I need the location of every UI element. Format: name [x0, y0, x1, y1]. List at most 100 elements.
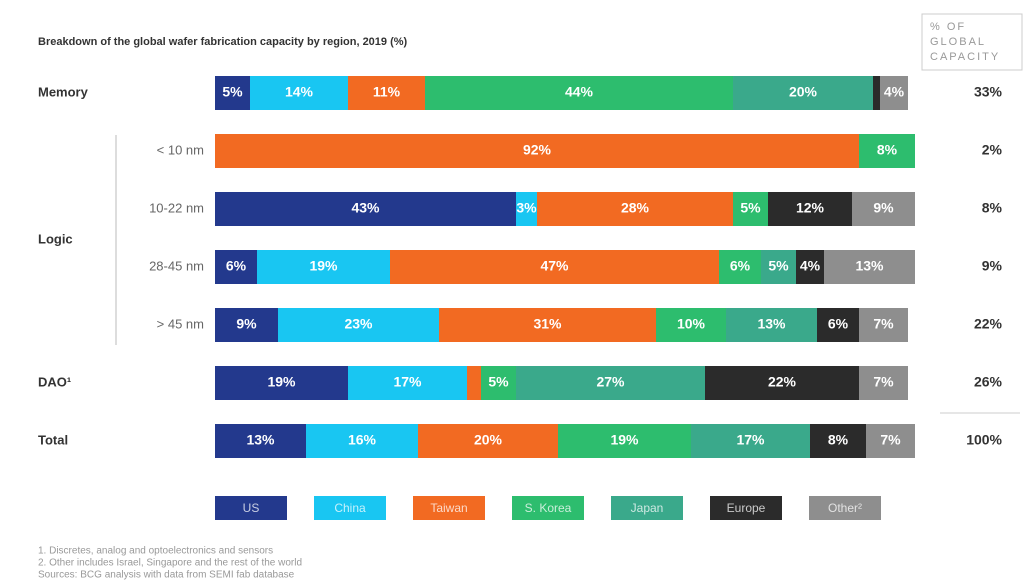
- data-label: 27%: [596, 374, 625, 390]
- share-label: 33%: [974, 84, 1003, 100]
- bar-segment: [278, 308, 439, 342]
- bar-segment: [691, 424, 810, 458]
- bar-segment: [733, 76, 873, 110]
- bar-segment: [348, 76, 425, 110]
- share-label: 8%: [982, 200, 1003, 216]
- share-header-box: [921, 13, 1023, 71]
- legend-label: Other²: [828, 501, 862, 515]
- data-label: 13%: [757, 316, 786, 332]
- category-label: Total: [38, 432, 68, 447]
- data-label: 31%: [533, 316, 562, 332]
- data-label: 9%: [873, 200, 894, 216]
- bar-segment: [866, 424, 915, 458]
- bar-segment: [348, 366, 467, 400]
- category-label: 10-22 nm: [149, 200, 204, 215]
- data-label: 19%: [267, 374, 296, 390]
- bar-segment: [705, 366, 859, 400]
- data-label: 4%: [884, 84, 905, 100]
- bar-segment: [873, 76, 880, 110]
- bar-segment: [215, 250, 257, 284]
- data-label: 43%: [351, 200, 380, 216]
- bar-segment: [719, 250, 761, 284]
- data-label: 19%: [610, 432, 639, 448]
- bar-segment: [215, 424, 306, 458]
- data-label: 5%: [740, 200, 761, 216]
- data-label: 92%: [523, 142, 552, 158]
- category-label: > 45 nm: [157, 316, 204, 331]
- legend-label: Europe: [727, 501, 766, 515]
- bar-segment: [859, 366, 908, 400]
- data-label: 8%: [828, 432, 849, 448]
- data-label: 7%: [880, 432, 901, 448]
- category-label: 28-45 nm: [149, 258, 204, 273]
- legend-swatch: [611, 496, 683, 520]
- bar-segment: [250, 76, 348, 110]
- bar-segment: [859, 134, 915, 168]
- legend-swatch: [512, 496, 584, 520]
- bar-segment: [859, 308, 908, 342]
- data-label: 12%: [796, 200, 825, 216]
- data-label: 5%: [222, 84, 243, 100]
- footnote: Sources: BCG analysis with data from SEM…: [38, 570, 295, 581]
- chart-title: Breakdown of the global wafer fabricatio…: [38, 36, 408, 48]
- category-label: Memory: [38, 84, 89, 99]
- bar-segment: [418, 424, 558, 458]
- bar-segment: [390, 250, 719, 284]
- bar-segment: [439, 308, 656, 342]
- share-header: CAPACITY: [930, 51, 1000, 63]
- data-label: 3%: [516, 200, 537, 216]
- data-label: 47%: [540, 258, 569, 274]
- data-label: 44%: [565, 84, 594, 100]
- data-label: 5%: [488, 374, 509, 390]
- data-label: 7%: [873, 316, 894, 332]
- data-label: 10%: [677, 316, 706, 332]
- data-label: 11%: [373, 84, 401, 100]
- legend-label: Taiwan: [430, 501, 467, 515]
- legend-swatch: [710, 496, 782, 520]
- bar-segment: [306, 424, 418, 458]
- category-label: < 10 nm: [157, 142, 204, 157]
- bar-segment: [726, 308, 817, 342]
- data-label: 20%: [474, 432, 503, 448]
- bar-segment: [880, 76, 908, 110]
- share-header: % OF: [930, 21, 966, 33]
- data-label: 6%: [828, 316, 849, 332]
- bar-segment: [481, 366, 516, 400]
- group-label: Logic: [38, 231, 73, 246]
- bar-segment: [537, 192, 733, 226]
- share-label: 26%: [974, 374, 1003, 390]
- share-label: 100%: [966, 432, 1002, 448]
- bar-segment: [810, 424, 866, 458]
- bar-segment: [215, 76, 250, 110]
- data-label: 9%: [236, 316, 257, 332]
- category-label: DAO¹: [38, 374, 71, 389]
- data-label: 6%: [730, 258, 751, 274]
- legend-label: S. Korea: [525, 501, 572, 515]
- legend-swatch: [314, 496, 386, 520]
- bar-segment: [257, 250, 390, 284]
- bar-segment: [215, 308, 278, 342]
- legend-label: US: [243, 501, 260, 515]
- bar-segment: [516, 366, 705, 400]
- data-label: 13%: [855, 258, 884, 274]
- data-label: 5%: [768, 258, 789, 274]
- bar-segment: [425, 76, 733, 110]
- data-label: 20%: [789, 84, 818, 100]
- bar-segment: [558, 424, 691, 458]
- bar-segment: [656, 308, 726, 342]
- footnote: 2. Other includes Israel, Singapore and …: [38, 558, 302, 569]
- data-label: 23%: [344, 316, 373, 332]
- data-label: 28%: [621, 200, 650, 216]
- bar-segment: [215, 134, 859, 168]
- bar-segment: [768, 192, 852, 226]
- bar-segment: [761, 250, 796, 284]
- legend-label: Japan: [631, 501, 664, 515]
- bar-segment: [467, 366, 481, 400]
- legend-swatch: [809, 496, 881, 520]
- data-label: 6%: [226, 258, 247, 274]
- bar-segment: [817, 308, 859, 342]
- bar-segment: [516, 192, 537, 226]
- bar-segment: [733, 192, 768, 226]
- data-label: 19%: [309, 258, 338, 274]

=====

§ 작업 지시: 위 줄들 가운데 "- data-label: 27%: [596, 374, 625, 390]" 문자열이 들어 있는 줄에서 시작해 "- data-label: 19%: [610, 432, 639, 448]" 문자열이 들어 있는 줄로 끝나는 구간만, 양 끝 줄을 포함하여 한 글자도 바꾸지 말고 그대로 돌려주세요.

§ 작업 응답:
- data-label: 27%: [596, 374, 625, 390]
- share-label: 33%: [974, 84, 1003, 100]
- bar-segment: [278, 308, 439, 342]
- bar-segment: [691, 424, 810, 458]
- bar-segment: [733, 76, 873, 110]
- bar-segment: [348, 76, 425, 110]
- share-label: 8%: [982, 200, 1003, 216]
- share-header-box: [921, 13, 1023, 71]
- legend-label: Other²: [828, 501, 862, 515]
- data-label: 13%: [757, 316, 786, 332]
- category-label: Total: [38, 432, 68, 447]
- data-label: 31%: [533, 316, 562, 332]
- data-label: 9%: [873, 200, 894, 216]
- bar-segment: [866, 424, 915, 458]
- bar-segment: [348, 366, 467, 400]
- category-label: 10-22 nm: [149, 200, 204, 215]
- data-label: 19%: [267, 374, 296, 390]
- bar-segment: [705, 366, 859, 400]
- data-label: 4%: [884, 84, 905, 100]
- bar-segment: [873, 76, 880, 110]
- bar-segment: [215, 250, 257, 284]
- data-label: 43%: [351, 200, 380, 216]
- bar-segment: [719, 250, 761, 284]
- data-label: 19%: [610, 432, 639, 448]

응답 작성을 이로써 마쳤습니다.